Goal:
Take every line from the material that has the word "Task" in it.

Provided data:
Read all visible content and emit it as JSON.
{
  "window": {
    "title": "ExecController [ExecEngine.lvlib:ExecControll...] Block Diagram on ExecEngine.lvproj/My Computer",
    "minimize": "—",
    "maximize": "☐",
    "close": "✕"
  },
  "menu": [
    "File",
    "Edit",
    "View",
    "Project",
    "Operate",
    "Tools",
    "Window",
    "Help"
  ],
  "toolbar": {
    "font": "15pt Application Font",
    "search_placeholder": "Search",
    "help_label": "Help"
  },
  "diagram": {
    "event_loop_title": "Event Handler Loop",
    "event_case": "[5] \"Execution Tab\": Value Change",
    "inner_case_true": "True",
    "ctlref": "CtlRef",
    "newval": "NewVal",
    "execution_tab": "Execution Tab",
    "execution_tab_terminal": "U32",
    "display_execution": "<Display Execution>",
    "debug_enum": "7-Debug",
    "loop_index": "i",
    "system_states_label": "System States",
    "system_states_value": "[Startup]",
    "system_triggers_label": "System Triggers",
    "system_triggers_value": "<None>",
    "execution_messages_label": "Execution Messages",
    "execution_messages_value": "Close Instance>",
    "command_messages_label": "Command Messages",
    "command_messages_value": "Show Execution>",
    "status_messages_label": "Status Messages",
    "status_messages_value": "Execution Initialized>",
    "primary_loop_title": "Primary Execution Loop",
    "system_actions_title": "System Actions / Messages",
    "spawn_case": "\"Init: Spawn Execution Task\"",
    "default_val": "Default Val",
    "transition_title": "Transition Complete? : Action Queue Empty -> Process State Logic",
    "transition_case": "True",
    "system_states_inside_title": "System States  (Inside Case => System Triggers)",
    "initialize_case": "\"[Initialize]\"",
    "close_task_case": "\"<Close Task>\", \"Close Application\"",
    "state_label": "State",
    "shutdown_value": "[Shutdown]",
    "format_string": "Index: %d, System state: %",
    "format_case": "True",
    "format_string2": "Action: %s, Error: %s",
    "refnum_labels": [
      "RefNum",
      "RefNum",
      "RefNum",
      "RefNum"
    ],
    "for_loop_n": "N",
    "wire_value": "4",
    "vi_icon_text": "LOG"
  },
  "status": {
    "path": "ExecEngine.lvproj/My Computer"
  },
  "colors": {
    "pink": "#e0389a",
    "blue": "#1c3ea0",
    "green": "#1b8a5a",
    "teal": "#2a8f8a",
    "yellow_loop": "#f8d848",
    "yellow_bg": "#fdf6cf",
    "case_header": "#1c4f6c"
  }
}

In response:
    "spawn_case": "\"Init: Spawn Execution Task\"",
    "close_task_case": "\"<Close Task>\", \"Close Application\"",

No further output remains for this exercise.